• WORK INSTRUCTIONS: Write out the entire listing below exactly, with the pictures left out.

[Dataset records]
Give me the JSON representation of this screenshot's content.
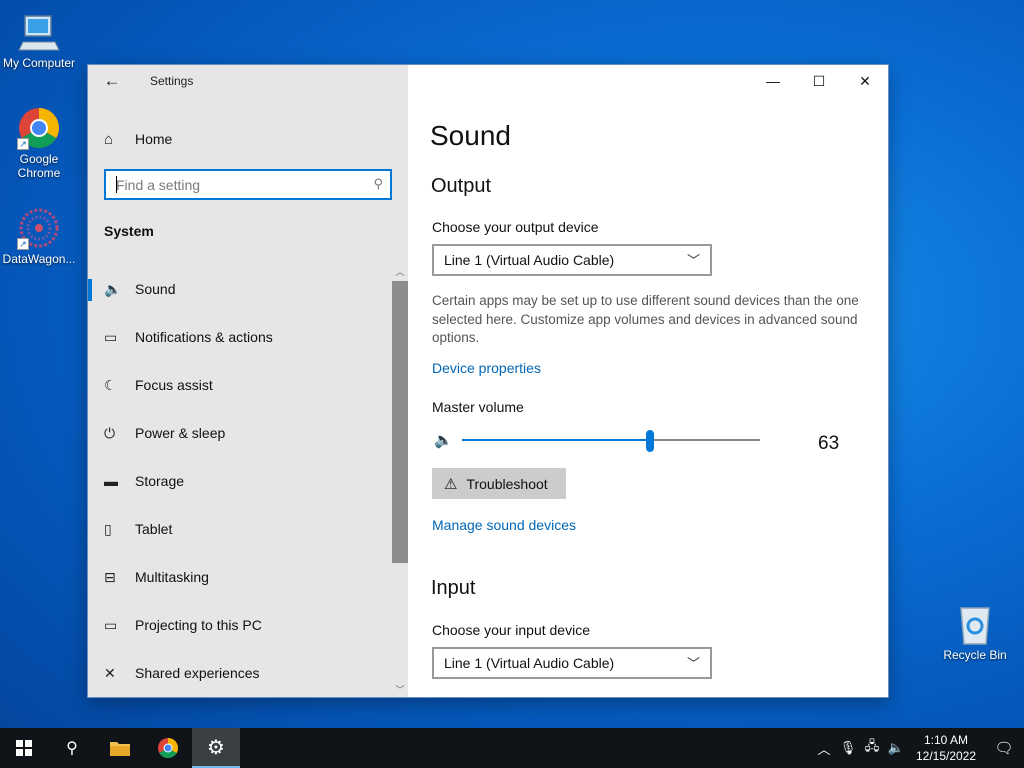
{
  "desktop": {
    "icons": [
      {
        "label": "My Computer",
        "icon": "computer-icon"
      },
      {
        "label": "Google Chrome",
        "icon": "chrome-icon"
      },
      {
        "label": "DataWagon...",
        "icon": "datawagon-icon"
      },
      {
        "label": "Recycle Bin",
        "icon": "recycle-bin-icon"
      }
    ]
  },
  "window": {
    "app_title": "Settings",
    "back_icon": "←",
    "minimize": "—",
    "maximize": "☐",
    "close": "✕"
  },
  "sidebar": {
    "home_label": "Home",
    "search_placeholder": "Find a setting",
    "section_title": "System",
    "items": [
      {
        "label": "Sound",
        "icon": "🔈",
        "active": true
      },
      {
        "label": "Notifications & actions",
        "icon": "▭"
      },
      {
        "label": "Focus assist",
        "icon": "☾"
      },
      {
        "label": "Power & sleep",
        "icon": "⏻"
      },
      {
        "label": "Storage",
        "icon": "▬"
      },
      {
        "label": "Tablet",
        "icon": "▯"
      },
      {
        "label": "Multitasking",
        "icon": "⊟"
      },
      {
        "label": "Projecting to this PC",
        "icon": "▭"
      },
      {
        "label": "Shared experiences",
        "icon": "✕"
      }
    ]
  },
  "main": {
    "title": "Sound",
    "output": {
      "heading": "Output",
      "device_label": "Choose your output device",
      "device_value": "Line 1 (Virtual Audio Cable)",
      "description": "Certain apps may be set up to use different sound devices than the one selected here. Customize app volumes and devices in advanced sound options.",
      "device_properties_link": "Device properties",
      "master_volume_label": "Master volume",
      "volume": 63,
      "volume_text": "63",
      "troubleshoot_label": "Troubleshoot",
      "manage_link": "Manage sound devices"
    },
    "input": {
      "heading": "Input",
      "device_label": "Choose your input device",
      "device_value": "Line 1 (Virtual Audio Cable)"
    }
  },
  "taskbar": {
    "time": "1:10 AM",
    "date": "12/15/2022"
  },
  "colors": {
    "accent": "#0078d7",
    "link": "#0067b8",
    "sidebar_bg": "#e6e6e6"
  }
}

• OUTPUT FOR THIS EXERCISE:
Give me the JSON representation of this screenshot's content.
{
  "desktop": {
    "icons": [
      {
        "label": "My Computer",
        "icon": "computer-icon"
      },
      {
        "label": "Google Chrome",
        "icon": "chrome-icon"
      },
      {
        "label": "DataWagon...",
        "icon": "datawagon-icon"
      },
      {
        "label": "Recycle Bin",
        "icon": "recycle-bin-icon"
      }
    ]
  },
  "window": {
    "app_title": "Settings",
    "back_icon": "←",
    "minimize": "—",
    "maximize": "☐",
    "close": "✕"
  },
  "sidebar": {
    "home_label": "Home",
    "search_placeholder": "Find a setting",
    "section_title": "System",
    "items": [
      {
        "label": "Sound",
        "icon": "🔈",
        "active": true
      },
      {
        "label": "Notifications & actions",
        "icon": "▭"
      },
      {
        "label": "Focus assist",
        "icon": "☾"
      },
      {
        "label": "Power & sleep",
        "icon": "⏻"
      },
      {
        "label": "Storage",
        "icon": "▬"
      },
      {
        "label": "Tablet",
        "icon": "▯"
      },
      {
        "label": "Multitasking",
        "icon": "⊟"
      },
      {
        "label": "Projecting to this PC",
        "icon": "▭"
      },
      {
        "label": "Shared experiences",
        "icon": "✕"
      }
    ]
  },
  "main": {
    "title": "Sound",
    "output": {
      "heading": "Output",
      "device_label": "Choose your output device",
      "device_value": "Line 1 (Virtual Audio Cable)",
      "description": "Certain apps may be set up to use different sound devices than the one selected here. Customize app volumes and devices in advanced sound options.",
      "device_properties_link": "Device properties",
      "master_volume_label": "Master volume",
      "volume": 63,
      "volume_text": "63",
      "troubleshoot_label": "Troubleshoot",
      "manage_link": "Manage sound devices"
    },
    "input": {
      "heading": "Input",
      "device_label": "Choose your input device",
      "device_value": "Line 1 (Virtual Audio Cable)"
    }
  },
  "taskbar": {
    "time": "1:10 AM",
    "date": "12/15/2022"
  },
  "colors": {
    "accent": "#0078d7",
    "link": "#0067b8",
    "sidebar_bg": "#e6e6e6"
  }
}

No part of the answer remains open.